━━━━━ Document section ━━━━━

In yet another example of how a religious influence opposes humanity’s progress, a new report shows a possible correlation between religious views and the idea that the use of nanotechnology is “morally acceptable”. From the article:
In the United States and a few European countries where religion plays a larger role in everyday life, notably Italy, Austria and Ireland, nanotechnology and its potential to alter living organisms or even inspire synthetic life is perceived as less morally acceptable. In more secular European societies, such as those in France and Germany, individuals are much less likely to view nanotechnology through the prism of religion and find it ethically suspect.
It is reasonable to ask if other possible causal effects were taken into account. Again, from the article:
To be sure that religion was such a dominant influence on perceptions of nanotechnology, the group controlled for such things as science literacy, educational performance, and levels of research productivity and funding directed to science and technology by different countries.

━━━━━ Information ━━━━━

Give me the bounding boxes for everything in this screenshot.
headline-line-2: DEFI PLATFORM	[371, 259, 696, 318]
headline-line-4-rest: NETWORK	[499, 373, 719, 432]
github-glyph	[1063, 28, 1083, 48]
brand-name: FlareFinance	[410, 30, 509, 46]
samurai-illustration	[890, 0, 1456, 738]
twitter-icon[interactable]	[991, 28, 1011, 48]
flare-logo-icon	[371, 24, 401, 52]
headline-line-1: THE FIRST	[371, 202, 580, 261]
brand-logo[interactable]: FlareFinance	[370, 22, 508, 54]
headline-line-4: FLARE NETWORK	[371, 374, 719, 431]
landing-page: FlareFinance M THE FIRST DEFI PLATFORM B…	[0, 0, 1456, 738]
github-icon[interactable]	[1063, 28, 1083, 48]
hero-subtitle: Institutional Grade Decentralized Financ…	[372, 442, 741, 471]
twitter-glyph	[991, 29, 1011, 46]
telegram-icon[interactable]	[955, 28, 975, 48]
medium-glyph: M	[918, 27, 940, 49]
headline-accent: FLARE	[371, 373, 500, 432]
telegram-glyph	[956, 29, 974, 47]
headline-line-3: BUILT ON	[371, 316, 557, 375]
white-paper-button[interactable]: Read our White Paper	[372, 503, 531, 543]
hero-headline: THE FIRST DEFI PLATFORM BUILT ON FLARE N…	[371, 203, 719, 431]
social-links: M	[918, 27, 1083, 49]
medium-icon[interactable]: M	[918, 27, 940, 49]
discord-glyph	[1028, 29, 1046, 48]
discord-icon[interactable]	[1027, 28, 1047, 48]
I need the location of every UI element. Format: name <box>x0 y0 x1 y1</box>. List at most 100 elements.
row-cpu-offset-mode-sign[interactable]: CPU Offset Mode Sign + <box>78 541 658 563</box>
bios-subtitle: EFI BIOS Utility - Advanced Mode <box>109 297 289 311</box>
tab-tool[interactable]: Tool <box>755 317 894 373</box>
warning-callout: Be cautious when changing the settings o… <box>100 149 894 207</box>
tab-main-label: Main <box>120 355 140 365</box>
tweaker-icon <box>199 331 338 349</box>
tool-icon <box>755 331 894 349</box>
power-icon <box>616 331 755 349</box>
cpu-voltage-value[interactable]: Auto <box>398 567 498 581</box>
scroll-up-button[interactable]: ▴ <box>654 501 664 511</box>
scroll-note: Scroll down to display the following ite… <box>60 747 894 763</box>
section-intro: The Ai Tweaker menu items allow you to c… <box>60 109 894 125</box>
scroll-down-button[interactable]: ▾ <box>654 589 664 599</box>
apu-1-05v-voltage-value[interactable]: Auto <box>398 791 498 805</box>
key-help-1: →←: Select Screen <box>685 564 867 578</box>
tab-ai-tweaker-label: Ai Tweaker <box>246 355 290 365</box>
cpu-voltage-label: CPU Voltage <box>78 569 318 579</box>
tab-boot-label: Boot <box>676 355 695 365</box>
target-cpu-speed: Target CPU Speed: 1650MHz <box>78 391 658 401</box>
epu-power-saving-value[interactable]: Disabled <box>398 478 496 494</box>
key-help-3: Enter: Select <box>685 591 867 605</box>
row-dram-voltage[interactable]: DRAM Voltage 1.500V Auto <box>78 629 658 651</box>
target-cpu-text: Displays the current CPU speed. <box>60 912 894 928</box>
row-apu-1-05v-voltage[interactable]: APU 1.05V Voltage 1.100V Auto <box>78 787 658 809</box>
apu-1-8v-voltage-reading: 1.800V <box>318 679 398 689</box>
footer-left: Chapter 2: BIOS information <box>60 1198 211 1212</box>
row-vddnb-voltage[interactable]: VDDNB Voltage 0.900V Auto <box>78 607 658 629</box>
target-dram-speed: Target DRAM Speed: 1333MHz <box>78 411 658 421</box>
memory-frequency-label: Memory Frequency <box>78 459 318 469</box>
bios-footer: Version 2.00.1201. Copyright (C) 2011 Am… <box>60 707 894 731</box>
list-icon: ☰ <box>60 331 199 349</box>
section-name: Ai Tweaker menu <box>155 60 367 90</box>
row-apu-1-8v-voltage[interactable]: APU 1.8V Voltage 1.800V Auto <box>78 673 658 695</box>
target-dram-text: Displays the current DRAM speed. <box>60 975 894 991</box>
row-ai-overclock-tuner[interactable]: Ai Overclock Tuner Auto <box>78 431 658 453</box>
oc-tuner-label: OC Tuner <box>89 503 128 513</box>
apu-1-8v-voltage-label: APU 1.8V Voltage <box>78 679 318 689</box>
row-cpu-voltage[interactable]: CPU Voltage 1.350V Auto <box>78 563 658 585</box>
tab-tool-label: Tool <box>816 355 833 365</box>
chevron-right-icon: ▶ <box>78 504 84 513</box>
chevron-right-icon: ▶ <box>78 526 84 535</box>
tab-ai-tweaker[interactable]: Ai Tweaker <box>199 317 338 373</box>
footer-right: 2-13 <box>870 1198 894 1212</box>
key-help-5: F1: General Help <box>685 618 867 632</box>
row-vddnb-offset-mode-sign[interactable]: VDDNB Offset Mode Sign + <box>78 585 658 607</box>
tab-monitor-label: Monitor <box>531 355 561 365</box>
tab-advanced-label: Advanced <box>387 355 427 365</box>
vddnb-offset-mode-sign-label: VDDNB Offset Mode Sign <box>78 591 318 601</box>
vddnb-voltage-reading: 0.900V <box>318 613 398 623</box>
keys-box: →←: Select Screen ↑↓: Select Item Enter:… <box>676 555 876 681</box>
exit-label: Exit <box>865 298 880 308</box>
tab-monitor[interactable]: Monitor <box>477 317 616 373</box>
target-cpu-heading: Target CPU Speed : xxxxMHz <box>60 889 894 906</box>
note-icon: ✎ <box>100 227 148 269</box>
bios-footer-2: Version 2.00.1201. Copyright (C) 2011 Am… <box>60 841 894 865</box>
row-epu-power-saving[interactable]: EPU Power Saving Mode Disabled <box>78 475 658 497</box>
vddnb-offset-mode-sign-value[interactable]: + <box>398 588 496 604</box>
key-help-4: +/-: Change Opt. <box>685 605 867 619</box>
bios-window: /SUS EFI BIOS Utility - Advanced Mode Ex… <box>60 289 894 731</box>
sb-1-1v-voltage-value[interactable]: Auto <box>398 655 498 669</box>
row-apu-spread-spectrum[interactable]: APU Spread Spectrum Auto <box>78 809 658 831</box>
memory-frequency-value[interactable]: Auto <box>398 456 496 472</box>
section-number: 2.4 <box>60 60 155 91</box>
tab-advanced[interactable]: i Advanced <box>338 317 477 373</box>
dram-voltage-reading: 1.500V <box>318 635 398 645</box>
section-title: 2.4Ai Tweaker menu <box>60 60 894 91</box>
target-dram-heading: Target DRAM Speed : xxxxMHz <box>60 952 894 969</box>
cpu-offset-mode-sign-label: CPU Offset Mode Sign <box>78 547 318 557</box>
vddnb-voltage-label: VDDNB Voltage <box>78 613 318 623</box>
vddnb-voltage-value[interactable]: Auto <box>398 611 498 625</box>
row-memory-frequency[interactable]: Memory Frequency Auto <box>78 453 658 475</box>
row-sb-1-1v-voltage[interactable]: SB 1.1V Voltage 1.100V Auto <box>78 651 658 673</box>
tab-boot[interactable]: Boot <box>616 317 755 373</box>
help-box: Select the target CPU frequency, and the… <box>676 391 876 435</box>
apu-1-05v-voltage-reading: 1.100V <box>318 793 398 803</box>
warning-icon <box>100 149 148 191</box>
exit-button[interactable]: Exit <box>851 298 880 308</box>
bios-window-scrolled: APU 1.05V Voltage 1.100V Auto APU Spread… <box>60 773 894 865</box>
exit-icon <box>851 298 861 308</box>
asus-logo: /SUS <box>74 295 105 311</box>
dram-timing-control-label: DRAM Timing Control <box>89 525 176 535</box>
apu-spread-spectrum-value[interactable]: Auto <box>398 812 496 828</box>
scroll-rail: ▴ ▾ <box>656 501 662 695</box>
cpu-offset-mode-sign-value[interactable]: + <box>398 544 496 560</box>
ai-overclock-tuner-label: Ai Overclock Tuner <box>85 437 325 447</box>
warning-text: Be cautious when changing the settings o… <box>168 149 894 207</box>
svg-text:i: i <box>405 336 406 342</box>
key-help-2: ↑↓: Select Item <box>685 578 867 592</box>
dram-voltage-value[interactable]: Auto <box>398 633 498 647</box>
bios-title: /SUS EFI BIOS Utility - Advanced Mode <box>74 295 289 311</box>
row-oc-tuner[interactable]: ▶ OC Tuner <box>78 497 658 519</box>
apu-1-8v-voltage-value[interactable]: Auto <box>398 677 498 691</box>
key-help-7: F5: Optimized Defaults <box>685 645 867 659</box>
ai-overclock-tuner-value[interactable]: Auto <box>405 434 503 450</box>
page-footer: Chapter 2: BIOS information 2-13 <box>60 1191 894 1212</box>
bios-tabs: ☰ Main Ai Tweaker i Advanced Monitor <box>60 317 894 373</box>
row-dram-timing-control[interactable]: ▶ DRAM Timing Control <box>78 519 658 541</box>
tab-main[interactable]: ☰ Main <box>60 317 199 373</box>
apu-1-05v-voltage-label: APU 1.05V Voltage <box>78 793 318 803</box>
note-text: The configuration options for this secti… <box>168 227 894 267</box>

━━━━━

Questions on the material >>
1 > Reproduce the post on religion and nanotechnology above, between "In yet another" and "it ethically suspect.", inclusive.
2 > Pick up the post on religion and nanotechnology after its final sentence and carry it forward.

Expected responses >>
1 >
In yet another example of how a religious influence opposes humanity’s progress, a new report shows a possible correlation between religious views and the idea that the use of nanotechnology is “morally acceptable”. From the article:
In the United States and a few European countries where religion plays a larger role in everyday life, notably Italy, Austria and Ireland, nanotechnology and its potential to alter living organisms or even inspire synthetic life is perceived as less morally acceptable. In more secular European societies, such as those in France and Germany, individuals are much less likely to view nanotechnology through the prism of religion and find it ethically suspect.

2 >
“We really tried to control for country-specific factors,” Scheufele explains. “But we found that religion is still one of the strongest predictors of whether or not nanotechnology is morally acceptable and whether or not it is perceived to be useful for society.”
Nanotechnology is expected to a booming future 3.1 trillion dollar industry by 2015. The backwards superstitious thinking of many of my fellow Americans means it may be possible that we will be left behind. That is the true pathetic legacy of religious thinking. Instead of embracing and furthering our advances, many seem content to wallow in iron and bronze age myths.
Nanotechnology, besides being a very cool technology, has the potential for many wonderful applications, including medical diagnostics, memory storage, new kinds of semiconductor devices, opto-electronic devices, quantum computing, and much more. One possible application that seems to have some religious folks worried is that of synthetic life of some sort. I would argue that this could actually lead to a deeper understanding of what life really is (which is what I imagine they are afraid of).
That being said, of course we don’t want to rush pell mell into every technological advance that comes along. For example, we don’t want to build nuclear reactors everywhere and be dumping the waste on every street corner. But we can take a reasoned look at the possible technologies. We are capable of using evidence based information to explore implications, thereby guiding our decisions. But to make these types of decisions guided by superstition is less than useless. In fact, it is harmful.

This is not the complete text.